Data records

** Start **

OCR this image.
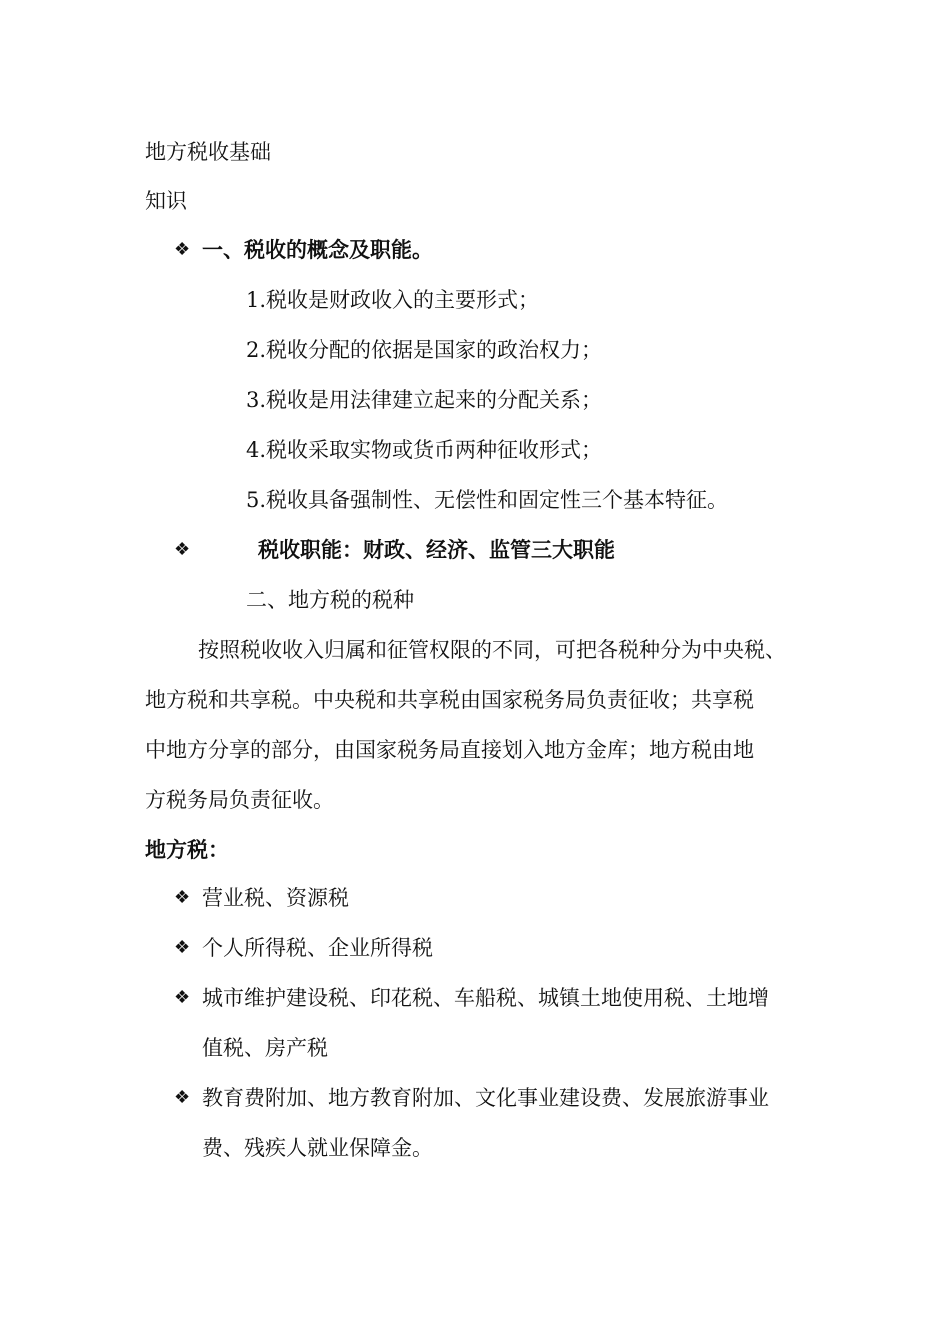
地方税收基础
知识
❖ 一、税收的概念及职能。
1.税收是财政收入的主要形式；
2.税收分配的依据是国家的政治权力；
3.税收是用法律建立起来的分配关系；
4.税收采取实物或货币两种征收形式；
5.税收具备强制性、无偿性和固定性三个基本特征。
❖	税收职能：财政、经济、监管三大职能
二、地方税的税种
按照税收收入归属和征管权限的不同，可把各税种分为中央税、
地方税和共享税。中央税和共享税由国家税务局负责征收；共享税
中地方分享的部分，由国家税务局直接划入地方金库；地方税由地
方税务局负责征收。
地方税：
❖ 营业税、资源税
❖ 个人所得税、企业所得税
❖ 城市维护建设税、印花税、车船税、城镇土地使用税、土地增
值税、房产税
❖ 教育费附加、地方教育附加、文化事业建设费、发展旅游事业
费、残疾人就业保障金。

** End **

Give every record back exactly as it reads, with no images.

> _Answer in full_:
OCR this image.
地方税收基础
知识
❖ 一、税收的概念及职能。
1.税收是财政收入的主要形式；
2.税收分配的依据是国家的政治权力；
3.税收是用法律建立起来的分配关系；
4.税收采取实物或货币两种征收形式；
5.税收具备强制性、无偿性和固定性三个基本特征。
❖	税收职能：财政、经济、监管三大职能
二、地方税的税种
按照税收收入归属和征管权限的不同，可把各税种分为中央税、
地方税和共享税。中央税和共享税由国家税务局负责征收；共享税
中地方分享的部分，由国家税务局直接划入地方金库；地方税由地
方税务局负责征收。
地方税：
❖ 营业税、资源税
❖ 个人所得税、企业所得税
❖ 城市维护建设税、印花税、车船税、城镇土地使用税、土地增
值税、房产税
❖ 教育费附加、地方教育附加、文化事业建设费、发展旅游事业
费、残疾人就业保障金。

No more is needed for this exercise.